Stored items:
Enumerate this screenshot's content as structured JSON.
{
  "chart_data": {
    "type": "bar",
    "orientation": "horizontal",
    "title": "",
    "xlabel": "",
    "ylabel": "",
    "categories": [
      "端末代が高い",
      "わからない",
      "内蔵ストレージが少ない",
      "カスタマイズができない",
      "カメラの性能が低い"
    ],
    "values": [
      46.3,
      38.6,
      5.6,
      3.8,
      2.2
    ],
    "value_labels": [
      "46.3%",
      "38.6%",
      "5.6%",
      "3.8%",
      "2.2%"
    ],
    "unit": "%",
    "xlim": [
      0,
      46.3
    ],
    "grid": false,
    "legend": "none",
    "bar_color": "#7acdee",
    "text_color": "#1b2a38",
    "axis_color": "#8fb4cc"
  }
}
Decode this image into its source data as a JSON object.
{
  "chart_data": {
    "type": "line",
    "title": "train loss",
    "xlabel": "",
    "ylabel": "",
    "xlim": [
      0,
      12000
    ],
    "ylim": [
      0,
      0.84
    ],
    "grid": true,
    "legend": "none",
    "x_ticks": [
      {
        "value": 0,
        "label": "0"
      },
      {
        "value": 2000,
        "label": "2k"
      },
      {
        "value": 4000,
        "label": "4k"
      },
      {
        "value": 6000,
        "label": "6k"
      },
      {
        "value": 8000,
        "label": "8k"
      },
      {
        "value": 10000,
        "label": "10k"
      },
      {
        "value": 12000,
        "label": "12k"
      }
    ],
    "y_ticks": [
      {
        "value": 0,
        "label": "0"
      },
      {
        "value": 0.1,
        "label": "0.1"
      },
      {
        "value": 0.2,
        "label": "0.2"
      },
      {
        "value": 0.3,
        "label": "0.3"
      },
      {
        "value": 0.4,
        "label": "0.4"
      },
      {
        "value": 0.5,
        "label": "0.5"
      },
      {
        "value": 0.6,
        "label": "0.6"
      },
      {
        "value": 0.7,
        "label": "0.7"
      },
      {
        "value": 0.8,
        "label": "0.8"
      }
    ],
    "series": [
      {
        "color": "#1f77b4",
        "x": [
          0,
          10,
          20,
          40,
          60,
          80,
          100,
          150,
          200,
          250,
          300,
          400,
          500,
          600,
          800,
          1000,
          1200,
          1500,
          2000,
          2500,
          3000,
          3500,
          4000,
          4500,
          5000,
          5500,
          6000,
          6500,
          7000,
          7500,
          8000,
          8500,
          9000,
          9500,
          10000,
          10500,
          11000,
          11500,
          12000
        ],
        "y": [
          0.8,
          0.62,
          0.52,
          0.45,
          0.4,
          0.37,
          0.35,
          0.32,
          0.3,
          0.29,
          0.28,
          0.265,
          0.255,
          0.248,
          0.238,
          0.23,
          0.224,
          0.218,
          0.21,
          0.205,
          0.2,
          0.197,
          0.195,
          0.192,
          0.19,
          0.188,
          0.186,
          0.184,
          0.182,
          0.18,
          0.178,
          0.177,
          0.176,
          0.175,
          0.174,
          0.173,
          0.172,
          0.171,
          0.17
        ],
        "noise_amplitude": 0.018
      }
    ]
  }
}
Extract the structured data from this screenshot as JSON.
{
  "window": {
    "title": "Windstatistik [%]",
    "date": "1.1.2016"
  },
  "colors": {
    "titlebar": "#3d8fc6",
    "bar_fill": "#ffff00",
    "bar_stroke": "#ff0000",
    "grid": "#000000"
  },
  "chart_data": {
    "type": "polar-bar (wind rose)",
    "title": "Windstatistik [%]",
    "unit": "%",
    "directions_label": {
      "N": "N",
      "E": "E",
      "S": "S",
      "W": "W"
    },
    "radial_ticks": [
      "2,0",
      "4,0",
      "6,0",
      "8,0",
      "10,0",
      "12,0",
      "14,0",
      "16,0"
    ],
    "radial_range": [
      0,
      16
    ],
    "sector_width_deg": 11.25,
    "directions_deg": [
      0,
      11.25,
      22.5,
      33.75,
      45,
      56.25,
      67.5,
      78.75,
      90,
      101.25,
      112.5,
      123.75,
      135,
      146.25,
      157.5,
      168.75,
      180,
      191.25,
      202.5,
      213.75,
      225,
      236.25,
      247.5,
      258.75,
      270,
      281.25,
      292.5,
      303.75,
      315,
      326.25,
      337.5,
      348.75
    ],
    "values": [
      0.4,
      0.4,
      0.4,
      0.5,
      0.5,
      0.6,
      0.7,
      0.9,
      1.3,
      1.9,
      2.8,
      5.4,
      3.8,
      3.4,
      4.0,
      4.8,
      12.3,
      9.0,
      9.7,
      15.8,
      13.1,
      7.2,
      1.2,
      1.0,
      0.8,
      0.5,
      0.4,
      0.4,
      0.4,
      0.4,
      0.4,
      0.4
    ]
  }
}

- [Task details]:
Output all of the data again. Match it exactly.

- [Answer to this task]:
Enumerate this screenshot's content as structured JSON.
{
  "chart_data": {
    "type": "bar",
    "orientation": "horizontal",
    "title": "",
    "xlabel": "",
    "ylabel": "",
    "categories": [
      "端末代が高い",
      "わからない",
      "内蔵ストレージが少ない",
      "カスタマイズができない",
      "カメラの性能が低い"
    ],
    "values": [
      46.3,
      38.6,
      5.6,
      3.8,
      2.2
    ],
    "value_labels": [
      "46.3%",
      "38.6%",
      "5.6%",
      "3.8%",
      "2.2%"
    ],
    "unit": "%",
    "xlim": [
      0,
      46.3
    ],
    "grid": false,
    "legend": "none",
    "bar_color": "#7acdee",
    "text_color": "#1b2a38",
    "axis_color": "#8fb4cc"
  }
}
Decode this image into its source data as a JSON object.
{
  "chart_data": {
    "type": "line",
    "title": "train loss",
    "xlabel": "",
    "ylabel": "",
    "xlim": [
      0,
      12000
    ],
    "ylim": [
      0,
      0.84
    ],
    "grid": true,
    "legend": "none",
    "x_ticks": [
      {
        "value": 0,
        "label": "0"
      },
      {
        "value": 2000,
        "label": "2k"
      },
      {
        "value": 4000,
        "label": "4k"
      },
      {
        "value": 6000,
        "label": "6k"
      },
      {
        "value": 8000,
        "label": "8k"
      },
      {
        "value": 10000,
        "label": "10k"
      },
      {
        "value": 12000,
        "label": "12k"
      }
    ],
    "y_ticks": [
      {
        "value": 0,
        "label": "0"
      },
      {
        "value": 0.1,
        "label": "0.1"
      },
      {
        "value": 0.2,
        "label": "0.2"
      },
      {
        "value": 0.3,
        "label": "0.3"
      },
      {
        "value": 0.4,
        "label": "0.4"
      },
      {
        "value": 0.5,
        "label": "0.5"
      },
      {
        "value": 0.6,
        "label": "0.6"
      },
      {
        "value": 0.7,
        "label": "0.7"
      },
      {
        "value": 0.8,
        "label": "0.8"
      }
    ],
    "series": [
      {
        "color": "#1f77b4",
        "x": [
          0,
          10,
          20,
          40,
          60,
          80,
          100,
          150,
          200,
          250,
          300,
          400,
          500,
          600,
          800,
          1000,
          1200,
          1500,
          2000,
          2500,
          3000,
          3500,
          4000,
          4500,
          5000,
          5500,
          6000,
          6500,
          7000,
          7500,
          8000,
          8500,
          9000,
          9500,
          10000,
          10500,
          11000,
          11500,
          12000
        ],
        "y": [
          0.8,
          0.62,
          0.52,
          0.45,
          0.4,
          0.37,
          0.35,
          0.32,
          0.3,
          0.29,
          0.28,
          0.265,
          0.255,
          0.248,
          0.238,
          0.23,
          0.224,
          0.218,
          0.21,
          0.205,
          0.2,
          0.197,
          0.195,
          0.192,
          0.19,
          0.188,
          0.186,
          0.184,
          0.182,
          0.18,
          0.178,
          0.177,
          0.176,
          0.175,
          0.174,
          0.173,
          0.172,
          0.171,
          0.17
        ],
        "noise_amplitude": 0.018
      }
    ]
  }
}
Extract the structured data from this screenshot as JSON.
{
  "window": {
    "title": "Windstatistik [%]",
    "date": "1.1.2016"
  },
  "colors": {
    "titlebar": "#3d8fc6",
    "bar_fill": "#ffff00",
    "bar_stroke": "#ff0000",
    "grid": "#000000"
  },
  "chart_data": {
    "type": "polar-bar (wind rose)",
    "title": "Windstatistik [%]",
    "unit": "%",
    "directions_label": {
      "N": "N",
      "E": "E",
      "S": "S",
      "W": "W"
    },
    "radial_ticks": [
      "2,0",
      "4,0",
      "6,0",
      "8,0",
      "10,0",
      "12,0",
      "14,0",
      "16,0"
    ],
    "radial_range": [
      0,
      16
    ],
    "sector_width_deg": 11.25,
    "directions_deg": [
      0,
      11.25,
      22.5,
      33.75,
      45,
      56.25,
      67.5,
      78.75,
      90,
      101.25,
      112.5,
      123.75,
      135,
      146.25,
      157.5,
      168.75,
      180,
      191.25,
      202.5,
      213.75,
      225,
      236.25,
      247.5,
      258.75,
      270,
      281.25,
      292.5,
      303.75,
      315,
      326.25,
      337.5,
      348.75
    ],
    "values": [
      0.4,
      0.4,
      0.4,
      0.5,
      0.5,
      0.6,
      0.7,
      0.9,
      1.3,
      1.9,
      2.8,
      5.4,
      3.8,
      3.4,
      4.0,
      4.8,
      12.3,
      9.0,
      9.7,
      15.8,
      13.1,
      7.2,
      1.2,
      1.0,
      0.8,
      0.5,
      0.4,
      0.4,
      0.4,
      0.4,
      0.4,
      0.4
    ]
  }
}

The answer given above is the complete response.